▶ DIRECTION
Retype all of the listing exactly, passing over any picture you find.

▶ AVAILABLE RECORDS
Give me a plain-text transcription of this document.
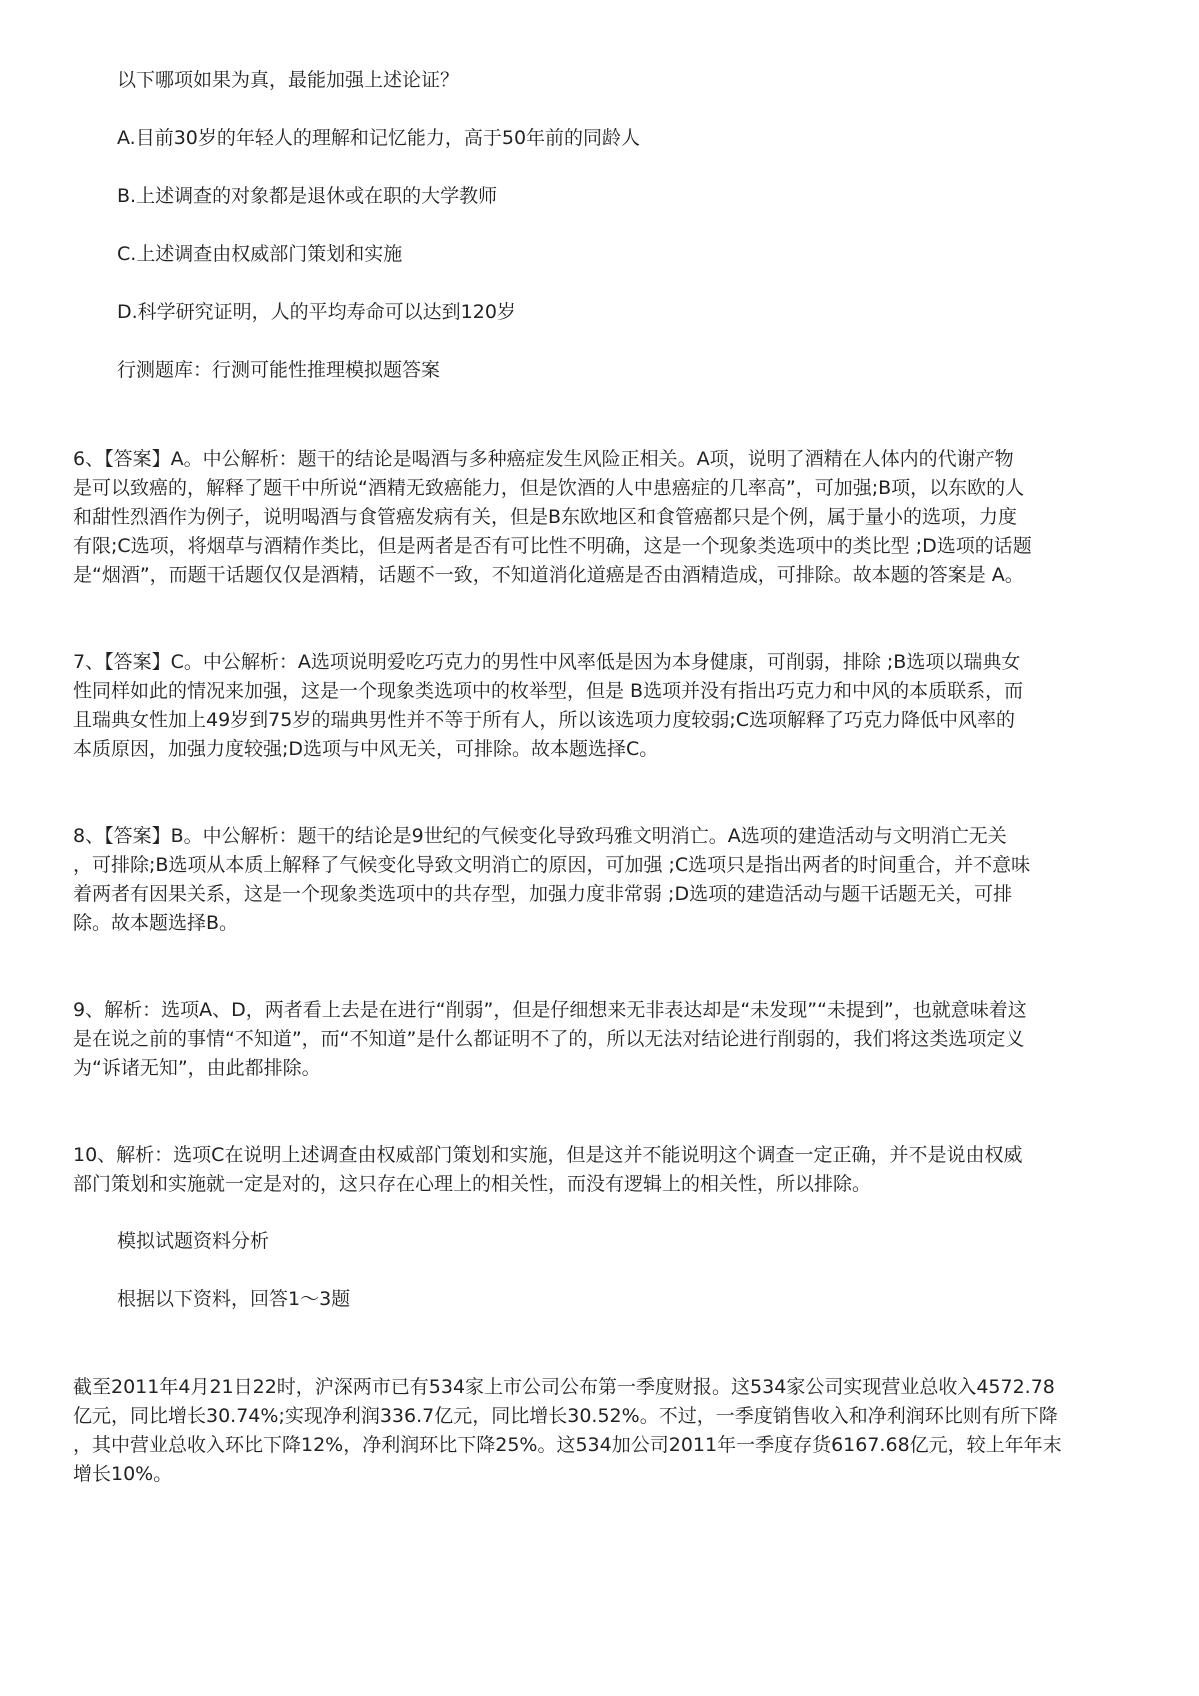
以下哪项如果为真，最能加强上述论证？
A.目前30岁的年轻人的理解和记忆能力，高于50年前的同龄人
B.上述调查的对象都是退休或在职的大学教师
C.上述调查由权威部门策划和实施
D.科学研究证明，人的平均寿命可以达到120岁
行测题库：行测可能性推理模拟题答案
6、【答案】A。中公解析：题干的结论是喝酒与多种癌症发生风险正相关。A项，说明了酒精在人体内的代谢产物
是可以致癌的，解释了题干中所说“酒精无致癌能力，但是饮酒的人中患癌症的几率高”，可加强;B项，以东欧的人
和甜性烈酒作为例子，说明喝酒与食管癌发病有关，但是B东欧地区和食管癌都只是个例，属于量小的选项，力度
有限;C选项，将烟草与酒精作类比，但是两者是否有可比性不明确，这是一个现象类选项中的类比型 ;D选项的话题
是“烟酒”，而题干话题仅仅是酒精，话题不一致，不知道消化道癌是否由酒精造成，可排除。故本题的答案是 A。
7、【答案】C。中公解析：A选项说明爱吃巧克力的男性中风率低是因为本身健康，可削弱，排除 ;B选项以瑞典女
性同样如此的情况来加强，这是一个现象类选项中的枚举型，但是 B选项并没有指出巧克力和中风的本质联系，而
且瑞典女性加上49岁到75岁的瑞典男性并不等于所有人，所以该选项力度较弱;C选项解释了巧克力降低中风率的
本质原因，加强力度较强;D选项与中风无关，可排除。故本题选择C。
8、【答案】B。中公解析：题干的结论是9世纪的气候变化导致玛雅文明消亡。A选项的建造活动与文明消亡无关
，可排除;B选项从本质上解释了气候变化导致文明消亡的原因，可加强 ;C选项只是指出两者的时间重合，并不意味
着两者有因果关系，这是一个现象类选项中的共存型，加强力度非常弱 ;D选项的建造活动与题干话题无关，可排
除。故本题选择B。
9、解析：选项A、D，两者看上去是在进行“削弱”，但是仔细想来无非表达却是“未发现”“未提到”，也就意味着这
是在说之前的事情“不知道”，而“不知道”是什么都证明不了的，所以无法对结论进行削弱的，我们将这类选项定义
为“诉诸无知”，由此都排除。
10、解析：选项C在说明上述调查由权威部门策划和实施，但是这并不能说明这个调查一定正确，并不是说由权威
部门策划和实施就一定是对的，这只存在心理上的相关性，而没有逻辑上的相关性，所以排除。
模拟试题资料分析
根据以下资料，回答1～3题
截至2011年4月21日22时，沪深两市已有534家上市公司公布第一季度财报。这534家公司实现营业总收入4572.78
亿元，同比增长30.74%;实现净利润336.7亿元，同比增长30.52%。不过，一季度销售收入和净利润环比则有所下降
，其中营业总收入环比下降12%，净利润环比下降25%。这534加公司2011年一季度存货6167.68亿元，较上年年末
增长10%。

▶ ANSWER TO THIS EXERCISE
Give me a plain-text transcription of this document.
以下哪项如果为真，最能加强上述论证？
A.目前30岁的年轻人的理解和记忆能力，高于50年前的同龄人
B.上述调查的对象都是退休或在职的大学教师
C.上述调查由权威部门策划和实施
D.科学研究证明，人的平均寿命可以达到120岁
行测题库：行测可能性推理模拟题答案
6、【答案】A。中公解析：题干的结论是喝酒与多种癌症发生风险正相关。A项，说明了酒精在人体内的代谢产物
是可以致癌的，解释了题干中所说“酒精无致癌能力，但是饮酒的人中患癌症的几率高”，可加强;B项，以东欧的人
和甜性烈酒作为例子，说明喝酒与食管癌发病有关，但是B东欧地区和食管癌都只是个例，属于量小的选项，力度
有限;C选项，将烟草与酒精作类比，但是两者是否有可比性不明确，这是一个现象类选项中的类比型 ;D选项的话题
是“烟酒”，而题干话题仅仅是酒精，话题不一致，不知道消化道癌是否由酒精造成，可排除。故本题的答案是 A。
7、【答案】C。中公解析：A选项说明爱吃巧克力的男性中风率低是因为本身健康，可削弱，排除 ;B选项以瑞典女
性同样如此的情况来加强，这是一个现象类选项中的枚举型，但是 B选项并没有指出巧克力和中风的本质联系，而
且瑞典女性加上49岁到75岁的瑞典男性并不等于所有人，所以该选项力度较弱;C选项解释了巧克力降低中风率的
本质原因，加强力度较强;D选项与中风无关，可排除。故本题选择C。
8、【答案】B。中公解析：题干的结论是9世纪的气候变化导致玛雅文明消亡。A选项的建造活动与文明消亡无关
，可排除;B选项从本质上解释了气候变化导致文明消亡的原因，可加强 ;C选项只是指出两者的时间重合，并不意味
着两者有因果关系，这是一个现象类选项中的共存型，加强力度非常弱 ;D选项的建造活动与题干话题无关，可排
除。故本题选择B。
9、解析：选项A、D，两者看上去是在进行“削弱”，但是仔细想来无非表达却是“未发现”“未提到”，也就意味着这
是在说之前的事情“不知道”，而“不知道”是什么都证明不了的，所以无法对结论进行削弱的，我们将这类选项定义
为“诉诸无知”，由此都排除。
10、解析：选项C在说明上述调查由权威部门策划和实施，但是这并不能说明这个调查一定正确，并不是说由权威
部门策划和实施就一定是对的，这只存在心理上的相关性，而没有逻辑上的相关性，所以排除。
模拟试题资料分析
根据以下资料，回答1～3题
截至2011年4月21日22时，沪深两市已有534家上市公司公布第一季度财报。这534家公司实现营业总收入4572.78
亿元，同比增长30.74%;实现净利润336.7亿元，同比增长30.52%。不过，一季度销售收入和净利润环比则有所下降
，其中营业总收入环比下降12%，净利润环比下降25%。这534加公司2011年一季度存货6167.68亿元，较上年年末
增长10%。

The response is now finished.